**WHAT THIS EXERCISE ASKS**
1 > Using the passage on tape backup below, explain in one to three sentences why tape made the difference in the ransomware recovery it describes.
2 > Print part of the passage on tape backup below: begin at the words "I don’t think" and stop after "for operational recovery.".

**DOCUMENT PASSAGE**
________

I don’t think tape is dead. I think people just forget what problem tape is supposed to solve.

To be honest, in a normal restore scenario, I don’t want to restore from tape. If I need a fast restore, granular recovery, Instant Recovery or SureBackup, I want disk, object storage or a deduplication appliance. That is the right place for operational recovery.

But when everything goes wrong, tape starts to make a lot of sense.

Recently, I worked on a ransomware recovery where tape was not about performance. It was about survival. The environment was compromised, trust was gone, and the fact that the data was on media that could be offline and unreachable made all the difference.

Object Storage with immutability is great. Hardened repositories are great. Dedup appliances are great. I work with these solutions and I like them. But they are still part of an ecosystem: credentials, APIs, clocks, operating systems, lifecycle policies, networks and admins.

And when that ecosystem is compromised or badly configured, “modern” does not automatically mean “safe”.

________

**EXTRACTED INFORMATION**
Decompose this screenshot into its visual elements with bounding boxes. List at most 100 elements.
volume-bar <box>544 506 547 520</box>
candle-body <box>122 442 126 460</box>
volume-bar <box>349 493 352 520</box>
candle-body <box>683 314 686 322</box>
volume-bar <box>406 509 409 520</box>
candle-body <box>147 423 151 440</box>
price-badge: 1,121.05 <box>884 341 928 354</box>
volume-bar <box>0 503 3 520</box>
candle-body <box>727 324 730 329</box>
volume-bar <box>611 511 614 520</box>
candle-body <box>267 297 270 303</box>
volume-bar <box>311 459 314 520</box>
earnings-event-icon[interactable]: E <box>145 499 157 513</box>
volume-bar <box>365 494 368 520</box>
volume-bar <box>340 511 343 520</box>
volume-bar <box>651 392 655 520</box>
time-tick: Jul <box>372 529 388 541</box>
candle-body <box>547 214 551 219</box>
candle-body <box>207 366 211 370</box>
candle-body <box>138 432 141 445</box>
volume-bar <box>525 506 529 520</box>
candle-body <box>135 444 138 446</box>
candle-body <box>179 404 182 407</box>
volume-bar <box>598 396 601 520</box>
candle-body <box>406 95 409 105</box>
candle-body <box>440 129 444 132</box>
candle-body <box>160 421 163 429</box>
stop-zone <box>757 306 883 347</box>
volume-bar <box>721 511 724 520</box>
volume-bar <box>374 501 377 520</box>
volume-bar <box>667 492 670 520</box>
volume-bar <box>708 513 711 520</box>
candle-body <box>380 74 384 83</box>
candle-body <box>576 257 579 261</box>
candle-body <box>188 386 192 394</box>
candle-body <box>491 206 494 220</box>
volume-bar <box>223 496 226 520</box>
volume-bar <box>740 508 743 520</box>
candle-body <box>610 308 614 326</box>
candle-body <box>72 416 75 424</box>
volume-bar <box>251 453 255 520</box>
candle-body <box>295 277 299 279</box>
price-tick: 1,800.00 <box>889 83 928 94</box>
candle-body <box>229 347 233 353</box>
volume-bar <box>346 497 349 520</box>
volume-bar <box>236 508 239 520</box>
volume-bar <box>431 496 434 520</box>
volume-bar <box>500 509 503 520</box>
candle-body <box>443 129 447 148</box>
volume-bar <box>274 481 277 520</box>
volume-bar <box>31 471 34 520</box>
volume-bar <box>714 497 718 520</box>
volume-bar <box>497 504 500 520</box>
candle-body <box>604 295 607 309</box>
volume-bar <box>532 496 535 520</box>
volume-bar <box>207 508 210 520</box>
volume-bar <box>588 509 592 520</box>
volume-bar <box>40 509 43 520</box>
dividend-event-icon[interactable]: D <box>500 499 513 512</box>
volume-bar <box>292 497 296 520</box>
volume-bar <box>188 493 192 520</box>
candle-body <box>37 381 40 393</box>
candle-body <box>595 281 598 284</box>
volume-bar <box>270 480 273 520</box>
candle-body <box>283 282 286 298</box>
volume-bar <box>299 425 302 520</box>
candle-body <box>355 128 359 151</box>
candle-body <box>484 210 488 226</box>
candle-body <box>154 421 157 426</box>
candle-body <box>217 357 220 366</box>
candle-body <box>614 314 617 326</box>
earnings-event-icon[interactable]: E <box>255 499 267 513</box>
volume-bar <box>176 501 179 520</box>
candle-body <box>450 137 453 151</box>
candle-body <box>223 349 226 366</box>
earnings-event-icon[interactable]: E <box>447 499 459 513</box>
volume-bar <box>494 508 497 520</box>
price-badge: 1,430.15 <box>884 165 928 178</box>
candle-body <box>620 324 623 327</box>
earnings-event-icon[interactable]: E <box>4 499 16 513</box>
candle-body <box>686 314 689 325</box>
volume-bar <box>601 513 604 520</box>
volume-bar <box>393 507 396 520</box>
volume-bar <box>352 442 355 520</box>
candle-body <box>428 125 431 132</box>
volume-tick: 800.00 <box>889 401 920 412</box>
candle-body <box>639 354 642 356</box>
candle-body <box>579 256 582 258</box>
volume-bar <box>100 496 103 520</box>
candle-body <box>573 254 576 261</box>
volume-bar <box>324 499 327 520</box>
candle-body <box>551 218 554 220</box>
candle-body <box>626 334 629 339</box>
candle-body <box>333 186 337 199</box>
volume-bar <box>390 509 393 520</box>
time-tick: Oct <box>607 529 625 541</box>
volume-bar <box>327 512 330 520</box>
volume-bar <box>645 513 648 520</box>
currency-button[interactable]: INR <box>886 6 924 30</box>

________

**ANSWERS PER TASK**
1 > The environment had been compromised and trust was gone. Tape mattered because the data sat on media that could be offline and unreachable. In that recovery, tape was about survival, not performance.

2 >
I don’t think tape is dead. I think people just forget what problem tape is supposed to solve.

To be honest, in a normal restore scenario, I don’t want to restore from tape. If I need a fast restore, granular recovery, Instant Recovery or SureBackup, I want disk, object storage or a deduplication appliance. That is the right place for operational recovery.